Challenge: An exact copy of the records is required, minus the pictures they hold.
• • • •
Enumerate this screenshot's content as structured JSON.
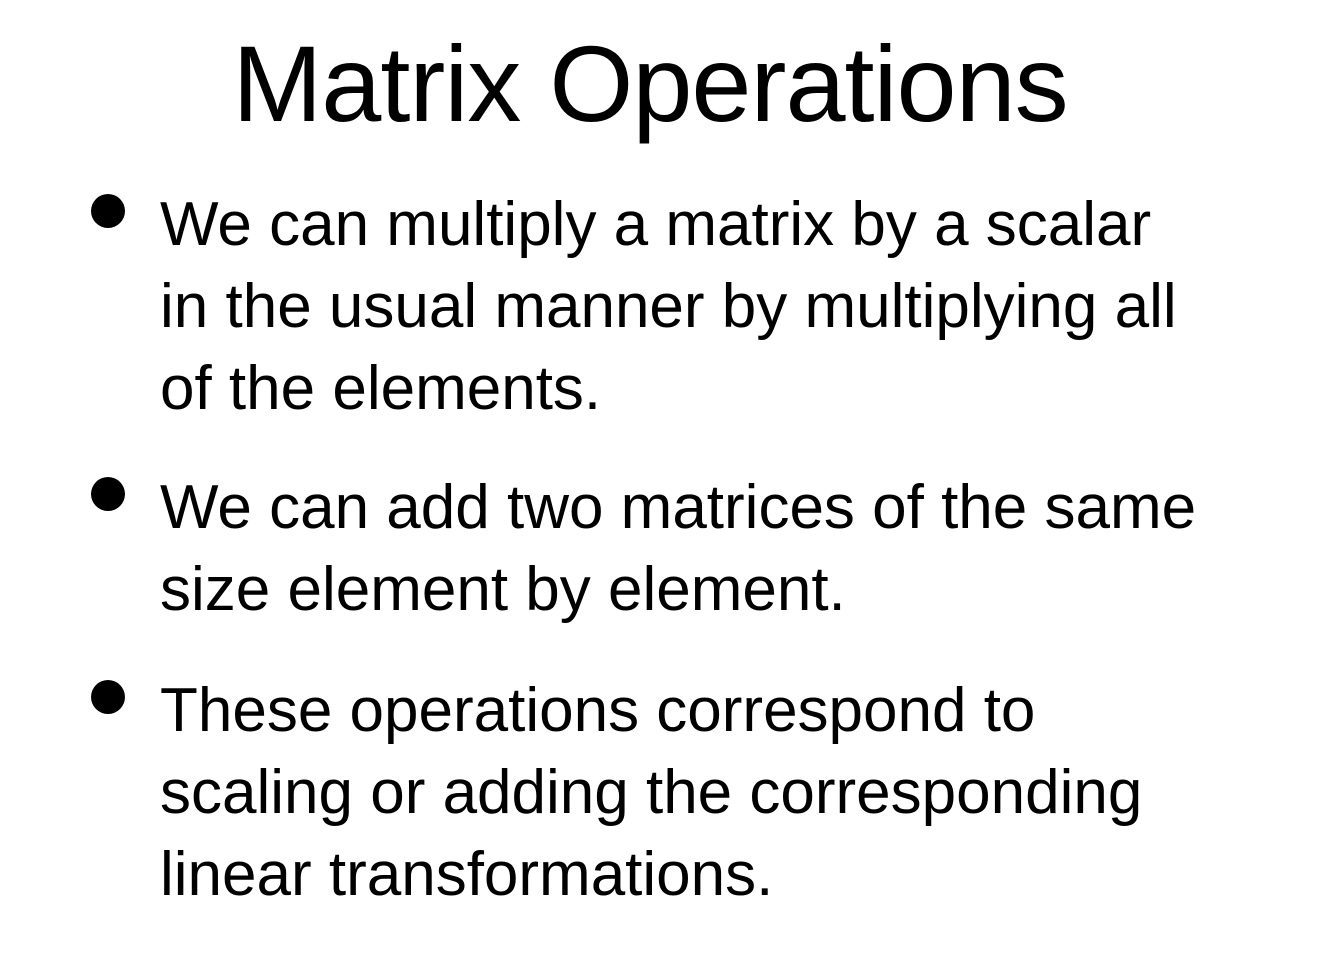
{
  "slide": {
    "title": "Matrix Operations",
    "bullets": [
      {
        "text": "We can multiply a matrix by a scalar\nin the usual manner by multiplying all\nof the elements."
      },
      {
        "text": "We can add two matrices of the same\nsize element by element."
      },
      {
        "text": "These operations correspond to\nscaling or adding the corresponding\nlinear transformations."
      }
    ]
  }
}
• • • •
Worked answer:
Enumerate this screenshot's content as structured JSON.
{
  "slide": {
    "title": "Matrix Operations",
    "bullets": [
      {
        "text": "We can multiply a matrix by a scalar\nin the usual manner by multiplying all\nof the elements."
      },
      {
        "text": "We can add two matrices of the same\nsize element by element."
      },
      {
        "text": "These operations correspond to\nscaling or adding the corresponding\nlinear transformations."
      }
    ]
  }
}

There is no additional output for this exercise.